┌─ TASK MATERIAL
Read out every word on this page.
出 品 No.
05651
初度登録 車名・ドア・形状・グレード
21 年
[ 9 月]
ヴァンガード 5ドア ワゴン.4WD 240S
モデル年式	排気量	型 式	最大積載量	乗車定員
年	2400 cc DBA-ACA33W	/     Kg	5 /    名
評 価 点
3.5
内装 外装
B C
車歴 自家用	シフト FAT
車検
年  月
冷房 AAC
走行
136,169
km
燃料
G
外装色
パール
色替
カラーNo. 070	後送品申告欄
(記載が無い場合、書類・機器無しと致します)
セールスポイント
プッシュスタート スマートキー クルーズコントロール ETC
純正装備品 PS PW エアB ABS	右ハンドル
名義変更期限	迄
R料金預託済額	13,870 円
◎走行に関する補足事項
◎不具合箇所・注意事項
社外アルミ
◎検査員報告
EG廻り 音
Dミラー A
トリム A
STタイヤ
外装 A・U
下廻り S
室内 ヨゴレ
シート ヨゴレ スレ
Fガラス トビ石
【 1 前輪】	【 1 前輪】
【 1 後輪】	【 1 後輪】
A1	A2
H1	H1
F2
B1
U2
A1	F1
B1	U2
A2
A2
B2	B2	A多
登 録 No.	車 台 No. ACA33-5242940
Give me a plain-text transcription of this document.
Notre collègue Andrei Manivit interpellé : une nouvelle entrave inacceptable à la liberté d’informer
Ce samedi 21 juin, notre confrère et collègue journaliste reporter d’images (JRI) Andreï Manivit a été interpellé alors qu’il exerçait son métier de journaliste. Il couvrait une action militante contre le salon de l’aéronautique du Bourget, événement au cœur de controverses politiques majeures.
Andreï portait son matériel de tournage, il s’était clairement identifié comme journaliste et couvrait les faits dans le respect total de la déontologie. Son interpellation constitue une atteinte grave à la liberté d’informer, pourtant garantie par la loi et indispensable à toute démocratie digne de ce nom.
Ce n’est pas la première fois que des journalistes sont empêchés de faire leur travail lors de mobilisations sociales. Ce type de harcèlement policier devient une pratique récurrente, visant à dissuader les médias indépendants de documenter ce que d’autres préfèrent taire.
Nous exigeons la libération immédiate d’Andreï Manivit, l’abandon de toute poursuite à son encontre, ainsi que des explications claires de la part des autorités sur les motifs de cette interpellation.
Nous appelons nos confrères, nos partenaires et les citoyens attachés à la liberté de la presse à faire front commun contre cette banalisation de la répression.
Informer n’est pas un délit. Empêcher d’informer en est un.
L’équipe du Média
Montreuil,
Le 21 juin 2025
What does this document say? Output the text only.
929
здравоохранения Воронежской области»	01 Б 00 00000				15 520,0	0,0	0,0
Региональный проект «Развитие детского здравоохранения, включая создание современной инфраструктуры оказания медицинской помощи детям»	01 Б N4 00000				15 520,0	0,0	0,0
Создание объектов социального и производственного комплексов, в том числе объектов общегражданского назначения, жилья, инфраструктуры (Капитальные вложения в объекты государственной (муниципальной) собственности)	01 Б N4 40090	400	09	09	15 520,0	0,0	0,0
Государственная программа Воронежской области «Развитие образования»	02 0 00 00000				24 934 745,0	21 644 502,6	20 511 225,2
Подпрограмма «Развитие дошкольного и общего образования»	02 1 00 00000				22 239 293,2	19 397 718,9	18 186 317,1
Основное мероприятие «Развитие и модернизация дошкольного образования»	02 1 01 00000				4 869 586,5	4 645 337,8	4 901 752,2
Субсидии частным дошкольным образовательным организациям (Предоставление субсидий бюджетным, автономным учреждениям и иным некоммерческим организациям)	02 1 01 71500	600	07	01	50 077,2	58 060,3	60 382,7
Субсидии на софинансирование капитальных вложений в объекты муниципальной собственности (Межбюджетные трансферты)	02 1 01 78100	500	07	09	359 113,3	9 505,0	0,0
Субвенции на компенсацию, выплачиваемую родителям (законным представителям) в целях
└─
◆ **GIVEN TASK**
Show all lines from the listing above in which "области" appears.

◆ **THE REPLY**
здравоохранения Воронежской области»	01 Б 00 00000				15 520,0	0,0	0,0
Государственная программа Воронежской области «Развитие образования»	02 0 00 00000				24 934 745,0	21 644 502,6	20 511 225,2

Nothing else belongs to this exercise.